# [DATA FOR THIS TASK]
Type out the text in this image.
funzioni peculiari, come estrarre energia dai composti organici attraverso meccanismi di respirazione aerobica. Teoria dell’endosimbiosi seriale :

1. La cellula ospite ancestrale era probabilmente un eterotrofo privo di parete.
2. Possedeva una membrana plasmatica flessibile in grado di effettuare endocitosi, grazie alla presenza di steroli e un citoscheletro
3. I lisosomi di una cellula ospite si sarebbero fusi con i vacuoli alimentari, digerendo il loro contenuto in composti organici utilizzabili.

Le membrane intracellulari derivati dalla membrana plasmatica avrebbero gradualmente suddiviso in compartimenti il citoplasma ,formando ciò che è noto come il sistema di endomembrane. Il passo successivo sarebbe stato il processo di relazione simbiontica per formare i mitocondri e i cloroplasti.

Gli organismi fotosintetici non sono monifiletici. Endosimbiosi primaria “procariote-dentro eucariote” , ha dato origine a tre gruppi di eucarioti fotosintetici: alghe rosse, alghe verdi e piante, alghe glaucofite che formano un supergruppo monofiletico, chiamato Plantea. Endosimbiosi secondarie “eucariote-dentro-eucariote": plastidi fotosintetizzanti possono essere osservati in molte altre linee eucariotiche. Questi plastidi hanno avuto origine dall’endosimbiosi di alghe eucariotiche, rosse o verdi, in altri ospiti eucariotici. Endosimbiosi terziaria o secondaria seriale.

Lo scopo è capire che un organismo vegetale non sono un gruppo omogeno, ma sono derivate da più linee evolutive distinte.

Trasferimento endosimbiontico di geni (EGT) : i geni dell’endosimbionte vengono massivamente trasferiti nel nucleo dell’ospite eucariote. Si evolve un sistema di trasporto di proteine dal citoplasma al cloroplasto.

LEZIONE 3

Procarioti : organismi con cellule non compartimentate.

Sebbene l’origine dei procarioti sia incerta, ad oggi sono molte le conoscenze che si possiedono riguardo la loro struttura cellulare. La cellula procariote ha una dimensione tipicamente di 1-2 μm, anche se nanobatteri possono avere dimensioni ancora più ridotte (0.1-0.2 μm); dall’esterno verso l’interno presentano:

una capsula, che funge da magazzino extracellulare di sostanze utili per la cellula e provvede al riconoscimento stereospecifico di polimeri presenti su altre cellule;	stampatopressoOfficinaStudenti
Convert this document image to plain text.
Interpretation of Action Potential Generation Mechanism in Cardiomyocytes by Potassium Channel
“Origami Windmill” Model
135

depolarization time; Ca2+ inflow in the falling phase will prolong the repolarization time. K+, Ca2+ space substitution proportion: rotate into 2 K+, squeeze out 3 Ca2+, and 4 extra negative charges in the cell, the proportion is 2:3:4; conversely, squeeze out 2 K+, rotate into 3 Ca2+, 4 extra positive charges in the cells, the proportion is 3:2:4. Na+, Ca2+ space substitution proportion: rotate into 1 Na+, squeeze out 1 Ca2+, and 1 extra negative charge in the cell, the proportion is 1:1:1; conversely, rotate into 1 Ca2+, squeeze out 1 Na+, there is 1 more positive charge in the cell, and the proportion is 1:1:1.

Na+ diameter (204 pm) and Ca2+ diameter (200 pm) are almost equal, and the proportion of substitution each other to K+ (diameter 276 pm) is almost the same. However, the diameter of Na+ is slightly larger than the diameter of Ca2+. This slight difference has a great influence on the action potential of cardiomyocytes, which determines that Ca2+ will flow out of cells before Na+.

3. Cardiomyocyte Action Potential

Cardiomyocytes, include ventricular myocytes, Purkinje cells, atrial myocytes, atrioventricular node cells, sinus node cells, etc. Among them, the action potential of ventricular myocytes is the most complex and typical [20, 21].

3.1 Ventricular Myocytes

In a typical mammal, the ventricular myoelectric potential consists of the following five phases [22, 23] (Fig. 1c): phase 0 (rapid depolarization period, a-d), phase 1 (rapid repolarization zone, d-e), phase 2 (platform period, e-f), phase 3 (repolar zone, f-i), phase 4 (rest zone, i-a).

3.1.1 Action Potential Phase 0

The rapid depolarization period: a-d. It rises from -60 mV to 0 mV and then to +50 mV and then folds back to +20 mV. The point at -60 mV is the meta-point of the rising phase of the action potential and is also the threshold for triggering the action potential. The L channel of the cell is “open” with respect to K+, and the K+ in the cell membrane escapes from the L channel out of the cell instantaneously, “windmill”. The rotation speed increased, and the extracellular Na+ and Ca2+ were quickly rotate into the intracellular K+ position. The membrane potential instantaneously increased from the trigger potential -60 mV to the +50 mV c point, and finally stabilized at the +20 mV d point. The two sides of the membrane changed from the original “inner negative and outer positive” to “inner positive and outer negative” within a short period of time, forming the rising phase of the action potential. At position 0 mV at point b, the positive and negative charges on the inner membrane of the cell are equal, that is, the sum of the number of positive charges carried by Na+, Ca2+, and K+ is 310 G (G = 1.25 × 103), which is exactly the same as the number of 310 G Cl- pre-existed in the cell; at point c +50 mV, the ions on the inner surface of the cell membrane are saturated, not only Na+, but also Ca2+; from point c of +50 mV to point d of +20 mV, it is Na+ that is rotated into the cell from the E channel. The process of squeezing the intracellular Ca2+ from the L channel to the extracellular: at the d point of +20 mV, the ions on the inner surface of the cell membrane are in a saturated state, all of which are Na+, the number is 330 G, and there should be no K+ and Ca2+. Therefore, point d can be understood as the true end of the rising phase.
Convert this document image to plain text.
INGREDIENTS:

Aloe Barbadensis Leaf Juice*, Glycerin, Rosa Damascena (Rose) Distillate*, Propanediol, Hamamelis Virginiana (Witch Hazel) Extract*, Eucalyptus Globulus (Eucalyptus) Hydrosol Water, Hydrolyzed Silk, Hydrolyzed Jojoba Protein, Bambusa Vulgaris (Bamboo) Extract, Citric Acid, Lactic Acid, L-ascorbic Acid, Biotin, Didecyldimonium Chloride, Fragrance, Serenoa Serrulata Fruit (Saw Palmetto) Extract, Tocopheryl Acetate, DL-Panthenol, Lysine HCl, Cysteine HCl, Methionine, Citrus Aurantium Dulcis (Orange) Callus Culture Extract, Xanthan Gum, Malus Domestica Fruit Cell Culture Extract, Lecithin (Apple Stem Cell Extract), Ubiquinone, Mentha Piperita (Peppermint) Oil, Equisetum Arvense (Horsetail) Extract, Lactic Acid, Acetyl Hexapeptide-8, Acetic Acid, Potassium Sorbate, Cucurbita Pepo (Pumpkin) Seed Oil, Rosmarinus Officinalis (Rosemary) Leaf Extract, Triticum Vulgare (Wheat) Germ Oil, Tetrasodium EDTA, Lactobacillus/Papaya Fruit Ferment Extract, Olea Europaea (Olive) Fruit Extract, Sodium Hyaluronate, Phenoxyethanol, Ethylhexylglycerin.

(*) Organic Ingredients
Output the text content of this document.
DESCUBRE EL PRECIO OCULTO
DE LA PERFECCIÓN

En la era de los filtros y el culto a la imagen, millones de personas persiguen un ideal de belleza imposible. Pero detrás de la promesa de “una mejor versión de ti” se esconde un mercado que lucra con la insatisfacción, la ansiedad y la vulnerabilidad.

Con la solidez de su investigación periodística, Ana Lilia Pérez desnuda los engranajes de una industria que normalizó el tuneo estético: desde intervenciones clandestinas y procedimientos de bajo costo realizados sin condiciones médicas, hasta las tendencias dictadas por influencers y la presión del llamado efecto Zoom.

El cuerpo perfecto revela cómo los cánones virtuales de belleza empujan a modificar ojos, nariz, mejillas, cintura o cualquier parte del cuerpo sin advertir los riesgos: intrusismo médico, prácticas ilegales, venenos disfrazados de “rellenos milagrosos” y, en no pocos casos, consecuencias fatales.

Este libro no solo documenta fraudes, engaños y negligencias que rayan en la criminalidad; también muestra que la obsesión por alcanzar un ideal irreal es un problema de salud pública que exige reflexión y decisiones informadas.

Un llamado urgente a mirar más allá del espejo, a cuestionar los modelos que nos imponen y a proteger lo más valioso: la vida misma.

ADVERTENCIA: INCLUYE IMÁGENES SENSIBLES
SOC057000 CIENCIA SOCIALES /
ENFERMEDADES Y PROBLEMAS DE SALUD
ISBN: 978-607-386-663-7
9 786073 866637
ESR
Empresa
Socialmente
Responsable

# [ASSIGNED TASK]
Which lines above include the word "composti"? Return each one.

# [EXERCISE OUTPUT]
funzioni peculiari, come estrarre energia dai composti organici attraverso meccanismi di respirazione aerobica. Teoria dell’endosimbiosi seriale :
3. I lisosomi di una cellula ospite si sarebbero fusi con i vacuoli alimentari, digerendo il loro contenuto in composti organici utilizzabili.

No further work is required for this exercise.